- [Your tasks]
A - In the forum thread on divemaster courses, rewrite the section starting at "You claim to" and ending at "you, then chill.", with "dive shop" replaced by "training center".
B - Answer these questions from the forum thread on divemaster courses:
(i) About how many dives did the first writer have when starting divemaster training?
(ii) In which country is the shop advertising a two-weekend DM course?
(iii) How many hours does PADI recommend for completing the entire program?
C - Continue the forum thread on divemaster courses from its last post.

- [Selected extract]

Note I started my divemaster when I had about 150 dives so wasn’t exactly new to diving

Maybe I am just shocked at how much padi (or maybe it’s just this dive shop) seems to be prioritising profit over quality
LOL. You apparently have not actually read the thread.
DM cannot be done in two weekends, period. The UK shop advertising this is being deliberately misleading.
You say you had no intention to PADI-bash....and then go on to do exactly that.
You claim to be quite familiar with the DM requirements, and then choose to believe a two-weekend DM course?
If this is important to you then (1) call out the dive shop doing that false advertising, and (2) contact PADI and complain about that dive shop. As an exPADI instructor you owe them that.
If this is not important to you, then chill.
 
padi recommended hours to complete the entire program is 50. assuming someone did all their elearning in advance and had all the diving prereqs, I can see a schedule that has 2 full pool days and 2 full OW days getting this done. I would never try to cram it together like that, but if you look at other programs that are spread out its probably the same # of hours.
 
padi recommended hours to complete the entire program is 50. assuming someone did all their elearning in advance and had all the diving prereqs, I can see a schedule that has 2 full pool days and 2 full OW days getting this done. I would never try to cram it together like that, but if you look at other programs that are spread out its probably the same # of hours.

- [Source data]
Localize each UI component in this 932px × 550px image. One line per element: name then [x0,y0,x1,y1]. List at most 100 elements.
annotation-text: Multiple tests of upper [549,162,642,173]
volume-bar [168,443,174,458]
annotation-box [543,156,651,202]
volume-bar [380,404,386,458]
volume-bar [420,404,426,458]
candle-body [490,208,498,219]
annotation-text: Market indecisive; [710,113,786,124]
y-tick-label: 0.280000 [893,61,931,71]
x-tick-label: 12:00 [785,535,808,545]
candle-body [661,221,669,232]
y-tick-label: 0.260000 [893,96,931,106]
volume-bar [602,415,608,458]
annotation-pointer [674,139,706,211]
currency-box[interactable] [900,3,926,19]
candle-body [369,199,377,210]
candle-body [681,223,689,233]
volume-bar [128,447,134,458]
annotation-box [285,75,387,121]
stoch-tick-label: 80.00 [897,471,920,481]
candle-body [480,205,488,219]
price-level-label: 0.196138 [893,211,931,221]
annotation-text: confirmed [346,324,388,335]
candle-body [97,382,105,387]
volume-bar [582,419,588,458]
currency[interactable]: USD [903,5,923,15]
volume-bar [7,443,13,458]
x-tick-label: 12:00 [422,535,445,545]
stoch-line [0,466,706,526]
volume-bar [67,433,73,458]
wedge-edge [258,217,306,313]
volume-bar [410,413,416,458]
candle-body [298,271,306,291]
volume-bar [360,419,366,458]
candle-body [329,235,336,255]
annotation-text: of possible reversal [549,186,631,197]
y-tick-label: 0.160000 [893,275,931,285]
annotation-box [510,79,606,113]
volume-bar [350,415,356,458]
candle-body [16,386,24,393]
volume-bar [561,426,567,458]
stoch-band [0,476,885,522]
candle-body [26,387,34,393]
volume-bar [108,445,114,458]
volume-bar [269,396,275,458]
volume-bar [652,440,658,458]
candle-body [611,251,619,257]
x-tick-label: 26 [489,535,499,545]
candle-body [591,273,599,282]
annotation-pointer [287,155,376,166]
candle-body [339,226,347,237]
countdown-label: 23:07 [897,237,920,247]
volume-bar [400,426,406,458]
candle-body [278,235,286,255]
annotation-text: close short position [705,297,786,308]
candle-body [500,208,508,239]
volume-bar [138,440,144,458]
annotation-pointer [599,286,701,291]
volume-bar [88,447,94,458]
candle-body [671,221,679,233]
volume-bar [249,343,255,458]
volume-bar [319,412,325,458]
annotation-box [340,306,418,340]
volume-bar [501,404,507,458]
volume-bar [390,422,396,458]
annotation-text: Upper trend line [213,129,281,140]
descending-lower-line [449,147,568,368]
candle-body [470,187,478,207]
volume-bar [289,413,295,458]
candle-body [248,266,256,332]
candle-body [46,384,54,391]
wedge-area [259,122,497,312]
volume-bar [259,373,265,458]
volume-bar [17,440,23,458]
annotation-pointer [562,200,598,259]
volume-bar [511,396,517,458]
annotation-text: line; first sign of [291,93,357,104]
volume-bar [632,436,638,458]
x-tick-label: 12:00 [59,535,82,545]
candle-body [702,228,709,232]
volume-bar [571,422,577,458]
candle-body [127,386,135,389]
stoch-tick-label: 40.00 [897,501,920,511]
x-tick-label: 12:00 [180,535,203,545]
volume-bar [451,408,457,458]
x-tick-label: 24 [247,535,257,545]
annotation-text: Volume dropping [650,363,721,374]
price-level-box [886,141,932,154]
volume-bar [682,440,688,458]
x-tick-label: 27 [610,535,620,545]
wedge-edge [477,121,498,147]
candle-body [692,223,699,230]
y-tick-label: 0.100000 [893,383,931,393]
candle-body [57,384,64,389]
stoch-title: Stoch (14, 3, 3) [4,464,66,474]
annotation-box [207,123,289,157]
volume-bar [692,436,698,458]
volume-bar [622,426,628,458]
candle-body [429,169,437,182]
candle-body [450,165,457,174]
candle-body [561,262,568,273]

- [Outputs in order]
A -
You claim to be quite familiar with the DM requirements, and then choose to believe a two-weekend DM course?
If this is important to you then (1) call out the training center doing that false advertising, and (2) contact PADI and complain about that training center. As an exPADI instructor you owe them that.
If this is not important to you, then chill.

B -
(i) About 150.
(ii) The UK.
(iii) 50.

C -
You may be correct on the hours. But I agree-- like the weekends OW course, cramming it together like that doesn't seem the best way to go.
 
It seems really hard to get this all in. My recollection, don't have time now to check, is that you have to assist with one FULL open water class and one continuing education class. Plus all manner of workshops, skill circuits, swim tests, etc..

I've never seen DM training that's been shorter than months, though I suppose a busy shop sending OW students out to dive in the ocean every day might be able to get it done sooner. Can't say I like it.
 
So I looked up the details on what would need to be done. I'm going to summarize those items that really couldn't be done in advance:

1. Skill circuit: This is showing you've got "demonstration-quality" capability in 24 different skills. I'm not sure how you get demonstration quality without having been taught it over some time, but maybe they send out videos to watch and encourage you to practice before you show up?
2. Waterskills: This is 5 skills including timed swim, timed snorkel, timed diver tow, timed float, and equipment exchange underwater. The float alone takes 15 minutes. Swims depend on speed of diver, but should reasonably add a half hour or so of actual swimming time, excluding recovery between "events" or time necessary for logistics. (E.g., doffing/donning mask, fins, and full SCUBA gear as appropriate.)
3. Dive rescue demo. OK, maybe they just got out of a rescue class and can nail this first time out? Or is a demo done? Videos shown in advance?
4. Dive site management: This could be rolled into assisting with classes, I guess.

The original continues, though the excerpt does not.